*RECORDED INFORMATION*
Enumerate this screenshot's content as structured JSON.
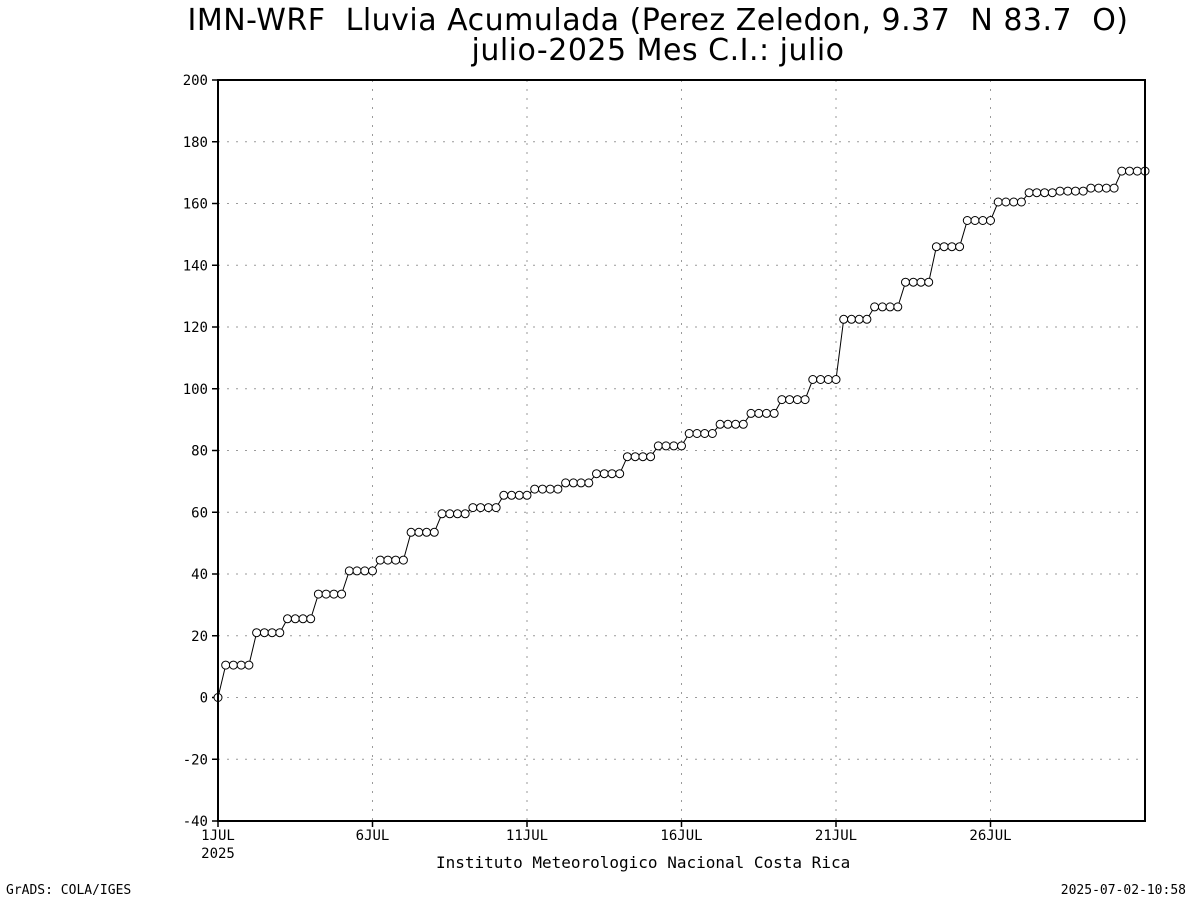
{
  "title_line1": "IMN-WRF  Lluvia Acumulada (Perez Zeledon, 9.37  N 83.7  O)",
  "title_line2": "julio-2025 Mes C.I.: julio",
  "xlabel": "Instituto Meteorologico Nacional Costa Rica",
  "credit": "GrADS: COLA/IGES",
  "timestamp": "2025-07-02-10:58",
  "chart_data": {
    "type": "line",
    "title": "IMN-WRF  Lluvia Acumulada (Perez Zeledon, 9.37  N 83.7  O)",
    "subtitle": "julio-2025 Mes C.I.: julio",
    "xlabel": "Instituto Meteorologico Nacional Costa Rica",
    "ylabel": "",
    "ylim": [
      -40,
      200
    ],
    "yticks": [
      -40,
      -20,
      0,
      20,
      40,
      60,
      80,
      100,
      120,
      140,
      160,
      180,
      200
    ],
    "xlim": [
      "2025-07-01",
      "2025-07-31"
    ],
    "xticks": [
      {
        "date": "2025-07-01",
        "label": "1JUL",
        "sublabel": "2025"
      },
      {
        "date": "2025-07-06",
        "label": "6JUL",
        "sublabel": ""
      },
      {
        "date": "2025-07-11",
        "label": "11JUL",
        "sublabel": ""
      },
      {
        "date": "2025-07-16",
        "label": "16JUL",
        "sublabel": ""
      },
      {
        "date": "2025-07-21",
        "label": "21JUL",
        "sublabel": ""
      },
      {
        "date": "2025-07-26",
        "label": "26JUL",
        "sublabel": ""
      }
    ],
    "grid": true,
    "marker": "open-circle",
    "x": [
      "2025-07-01 00:00",
      "2025-07-01 06:00",
      "2025-07-01 12:00",
      "2025-07-01 18:00",
      "2025-07-02 00:00",
      "2025-07-02 06:00",
      "2025-07-02 12:00",
      "2025-07-02 18:00",
      "2025-07-03 00:00",
      "2025-07-03 06:00",
      "2025-07-03 12:00",
      "2025-07-03 18:00",
      "2025-07-04 00:00",
      "2025-07-04 06:00",
      "2025-07-04 12:00",
      "2025-07-04 18:00",
      "2025-07-05 00:00",
      "2025-07-05 06:00",
      "2025-07-05 12:00",
      "2025-07-05 18:00",
      "2025-07-06 00:00",
      "2025-07-06 06:00",
      "2025-07-06 12:00",
      "2025-07-06 18:00",
      "2025-07-07 00:00",
      "2025-07-07 06:00",
      "2025-07-07 12:00",
      "2025-07-07 18:00",
      "2025-07-08 00:00",
      "2025-07-08 06:00",
      "2025-07-08 12:00",
      "2025-07-08 18:00",
      "2025-07-09 00:00",
      "2025-07-09 06:00",
      "2025-07-09 12:00",
      "2025-07-09 18:00",
      "2025-07-10 00:00",
      "2025-07-10 06:00",
      "2025-07-10 12:00",
      "2025-07-10 18:00",
      "2025-07-11 00:00",
      "2025-07-11 06:00",
      "2025-07-11 12:00",
      "2025-07-11 18:00",
      "2025-07-12 00:00",
      "2025-07-12 06:00",
      "2025-07-12 12:00",
      "2025-07-12 18:00",
      "2025-07-13 00:00",
      "2025-07-13 06:00",
      "2025-07-13 12:00",
      "2025-07-13 18:00",
      "2025-07-14 00:00",
      "2025-07-14 06:00",
      "2025-07-14 12:00",
      "2025-07-14 18:00",
      "2025-07-15 00:00",
      "2025-07-15 06:00",
      "2025-07-15 12:00",
      "2025-07-15 18:00",
      "2025-07-16 00:00",
      "2025-07-16 06:00",
      "2025-07-16 12:00",
      "2025-07-16 18:00",
      "2025-07-17 00:00",
      "2025-07-17 06:00",
      "2025-07-17 12:00",
      "2025-07-17 18:00",
      "2025-07-18 00:00",
      "2025-07-18 06:00",
      "2025-07-18 12:00",
      "2025-07-18 18:00",
      "2025-07-19 00:00",
      "2025-07-19 06:00",
      "2025-07-19 12:00",
      "2025-07-19 18:00",
      "2025-07-20 00:00",
      "2025-07-20 06:00",
      "2025-07-20 12:00",
      "2025-07-20 18:00",
      "2025-07-21 00:00",
      "2025-07-21 06:00",
      "2025-07-21 12:00",
      "2025-07-21 18:00",
      "2025-07-22 00:00",
      "2025-07-22 06:00",
      "2025-07-22 12:00",
      "2025-07-22 18:00",
      "2025-07-23 00:00",
      "2025-07-23 06:00",
      "2025-07-23 12:00",
      "2025-07-23 18:00",
      "2025-07-24 00:00",
      "2025-07-24 06:00",
      "2025-07-24 12:00",
      "2025-07-24 18:00",
      "2025-07-25 00:00",
      "2025-07-25 06:00",
      "2025-07-25 12:00",
      "2025-07-25 18:00",
      "2025-07-26 00:00",
      "2025-07-26 06:00",
      "2025-07-26 12:00",
      "2025-07-26 18:00",
      "2025-07-27 00:00",
      "2025-07-27 06:00",
      "2025-07-27 12:00",
      "2025-07-27 18:00",
      "2025-07-28 00:00",
      "2025-07-28 06:00",
      "2025-07-28 12:00",
      "2025-07-28 18:00",
      "2025-07-29 00:00",
      "2025-07-29 06:00",
      "2025-07-29 12:00",
      "2025-07-29 18:00",
      "2025-07-30 00:00",
      "2025-07-30 06:00",
      "2025-07-30 12:00",
      "2025-07-30 18:00",
      "2025-07-31 00:00"
    ],
    "values": [
      0,
      10.5,
      10.5,
      10.5,
      10.5,
      21,
      21,
      21,
      21,
      25.5,
      25.5,
      25.5,
      25.5,
      33.5,
      33.5,
      33.5,
      33.5,
      41,
      41,
      41,
      41,
      44.5,
      44.5,
      44.5,
      44.5,
      53.5,
      53.5,
      53.5,
      53.5,
      59.5,
      59.5,
      59.5,
      59.5,
      61.5,
      61.5,
      61.5,
      61.5,
      65.5,
      65.5,
      65.5,
      65.5,
      67.5,
      67.5,
      67.5,
      67.5,
      69.5,
      69.5,
      69.5,
      69.5,
      72.5,
      72.5,
      72.5,
      72.5,
      78,
      78,
      78,
      78,
      81.5,
      81.5,
      81.5,
      81.5,
      85.5,
      85.5,
      85.5,
      85.5,
      88.5,
      88.5,
      88.5,
      88.5,
      92,
      92,
      92,
      92,
      96.5,
      96.5,
      96.5,
      96.5,
      103,
      103,
      103,
      103,
      122.5,
      122.5,
      122.5,
      122.5,
      126.5,
      126.5,
      126.5,
      126.5,
      134.5,
      134.5,
      134.5,
      134.5,
      146,
      146,
      146,
      146,
      154.5,
      154.5,
      154.5,
      154.5,
      160.5,
      160.5,
      160.5,
      160.5,
      163.5,
      163.5,
      163.5,
      163.5,
      164,
      164,
      164,
      164,
      165,
      165,
      165,
      165,
      170.5,
      170.5,
      170.5,
      170.5
    ]
  }
}
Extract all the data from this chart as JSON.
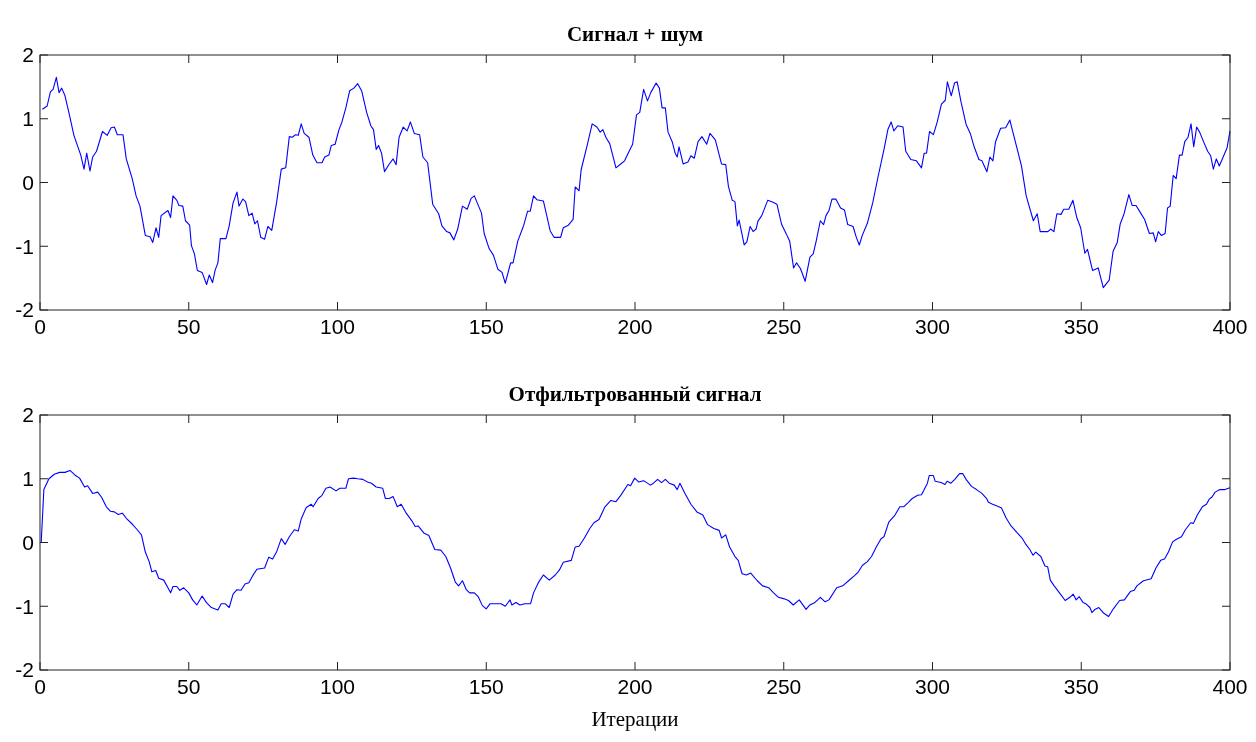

*STATED EXERCISE*
Reproduce all the records verbatim, excluding images.

*SOLUTION FOR THIS PROBLEM*
Enumerate this screenshot's content as structured JSON.
{
  "title_line1": "IMN-WRF  Lluvia Acumulada (Perez Zeledon, 9.37  N 83.7  O)",
  "title_line2": "julio-2025 Mes C.I.: julio",
  "xlabel": "Instituto Meteorologico Nacional Costa Rica",
  "credit": "GrADS: COLA/IGES",
  "timestamp": "2025-07-02-10:58",
  "chart_data": {
    "type": "line",
    "title": "IMN-WRF  Lluvia Acumulada (Perez Zeledon, 9.37  N 83.7  O)",
    "subtitle": "julio-2025 Mes C.I.: julio",
    "xlabel": "Instituto Meteorologico Nacional Costa Rica",
    "ylabel": "",
    "ylim": [
      -40,
      200
    ],
    "yticks": [
      -40,
      -20,
      0,
      20,
      40,
      60,
      80,
      100,
      120,
      140,
      160,
      180,
      200
    ],
    "xlim": [
      "2025-07-01",
      "2025-07-31"
    ],
    "xticks": [
      {
        "date": "2025-07-01",
        "label": "1JUL",
        "sublabel": "2025"
      },
      {
        "date": "2025-07-06",
        "label": "6JUL",
        "sublabel": ""
      },
      {
        "date": "2025-07-11",
        "label": "11JUL",
        "sublabel": ""
      },
      {
        "date": "2025-07-16",
        "label": "16JUL",
        "sublabel": ""
      },
      {
        "date": "2025-07-21",
        "label": "21JUL",
        "sublabel": ""
      },
      {
        "date": "2025-07-26",
        "label": "26JUL",
        "sublabel": ""
      }
    ],
    "grid": true,
    "marker": "open-circle",
    "x": [
      "2025-07-01 00:00",
      "2025-07-01 06:00",
      "2025-07-01 12:00",
      "2025-07-01 18:00",
      "2025-07-02 00:00",
      "2025-07-02 06:00",
      "2025-07-02 12:00",
      "2025-07-02 18:00",
      "2025-07-03 00:00",
      "2025-07-03 06:00",
      "2025-07-03 12:00",
      "2025-07-03 18:00",
      "2025-07-04 00:00",
      "2025-07-04 06:00",
      "2025-07-04 12:00",
      "2025-07-04 18:00",
      "2025-07-05 00:00",
      "2025-07-05 06:00",
      "2025-07-05 12:00",
      "2025-07-05 18:00",
      "2025-07-06 00:00",
      "2025-07-06 06:00",
      "2025-07-06 12:00",
      "2025-07-06 18:00",
      "2025-07-07 00:00",
      "2025-07-07 06:00",
      "2025-07-07 12:00",
      "2025-07-07 18:00",
      "2025-07-08 00:00",
      "2025-07-08 06:00",
      "2025-07-08 12:00",
      "2025-07-08 18:00",
      "2025-07-09 00:00",
      "2025-07-09 06:00",
      "2025-07-09 12:00",
      "2025-07-09 18:00",
      "2025-07-10 00:00",
      "2025-07-10 06:00",
      "2025-07-10 12:00",
      "2025-07-10 18:00",
      "2025-07-11 00:00",
      "2025-07-11 06:00",
      "2025-07-11 12:00",
      "2025-07-11 18:00",
      "2025-07-12 00:00",
      "2025-07-12 06:00",
      "2025-07-12 12:00",
      "2025-07-12 18:00",
      "2025-07-13 00:00",
      "2025-07-13 06:00",
      "2025-07-13 12:00",
      "2025-07-13 18:00",
      "2025-07-14 00:00",
      "2025-07-14 06:00",
      "2025-07-14 12:00",
      "2025-07-14 18:00",
      "2025-07-15 00:00",
      "2025-07-15 06:00",
      "2025-07-15 12:00",
      "2025-07-15 18:00",
      "2025-07-16 00:00",
      "2025-07-16 06:00",
      "2025-07-16 12:00",
      "2025-07-16 18:00",
      "2025-07-17 00:00",
      "2025-07-17 06:00",
      "2025-07-17 12:00",
      "2025-07-17 18:00",
      "2025-07-18 00:00",
      "2025-07-18 06:00",
      "2025-07-18 12:00",
      "2025-07-18 18:00",
      "2025-07-19 00:00",
      "2025-07-19 06:00",
      "2025-07-19 12:00",
      "2025-07-19 18:00",
      "2025-07-20 00:00",
      "2025-07-20 06:00",
      "2025-07-20 12:00",
      "2025-07-20 18:00",
      "2025-07-21 00:00",
      "2025-07-21 06:00",
      "2025-07-21 12:00",
      "2025-07-21 18:00",
      "2025-07-22 00:00",
      "2025-07-22 06:00",
      "2025-07-22 12:00",
      "2025-07-22 18:00",
      "2025-07-23 00:00",
      "2025-07-23 06:00",
      "2025-07-23 12:00",
      "2025-07-23 18:00",
      "2025-07-24 00:00",
      "2025-07-24 06:00",
      "2025-07-24 12:00",
      "2025-07-24 18:00",
      "2025-07-25 00:00",
      "2025-07-25 06:00",
      "2025-07-25 12:00",
      "2025-07-25 18:00",
      "2025-07-26 00:00",
      "2025-07-26 06:00",
      "2025-07-26 12:00",
      "2025-07-26 18:00",
      "2025-07-27 00:00",
      "2025-07-27 06:00",
      "2025-07-27 12:00",
      "2025-07-27 18:00",
      "2025-07-28 00:00",
      "2025-07-28 06:00",
      "2025-07-28 12:00",
      "2025-07-28 18:00",
      "2025-07-29 00:00",
      "2025-07-29 06:00",
      "2025-07-29 12:00",
      "2025-07-29 18:00",
      "2025-07-30 00:00",
      "2025-07-30 06:00",
      "2025-07-30 12:00",
      "2025-07-30 18:00",
      "2025-07-31 00:00"
    ],
    "values": [
      0,
      10.5,
      10.5,
      10.5,
      10.5,
      21,
      21,
      21,
      21,
      25.5,
      25.5,
      25.5,
      25.5,
      33.5,
      33.5,
      33.5,
      33.5,
      41,
      41,
      41,
      41,
      44.5,
      44.5,
      44.5,
      44.5,
      53.5,
      53.5,
      53.5,
      53.5,
      59.5,
      59.5,
      59.5,
      59.5,
      61.5,
      61.5,
      61.5,
      61.5,
      65.5,
      65.5,
      65.5,
      65.5,
      67.5,
      67.5,
      67.5,
      67.5,
      69.5,
      69.5,
      69.5,
      69.5,
      72.5,
      72.5,
      72.5,
      72.5,
      78,
      78,
      78,
      78,
      81.5,
      81.5,
      81.5,
      81.5,
      85.5,
      85.5,
      85.5,
      85.5,
      88.5,
      88.5,
      88.5,
      88.5,
      92,
      92,
      92,
      92,
      96.5,
      96.5,
      96.5,
      96.5,
      103,
      103,
      103,
      103,
      122.5,
      122.5,
      122.5,
      122.5,
      126.5,
      126.5,
      126.5,
      126.5,
      134.5,
      134.5,
      134.5,
      134.5,
      146,
      146,
      146,
      146,
      154.5,
      154.5,
      154.5,
      154.5,
      160.5,
      160.5,
      160.5,
      160.5,
      163.5,
      163.5,
      163.5,
      163.5,
      164,
      164,
      164,
      164,
      165,
      165,
      165,
      165,
      170.5,
      170.5,
      170.5,
      170.5
    ]
  }
}
Extract all the data from this chart as JSON.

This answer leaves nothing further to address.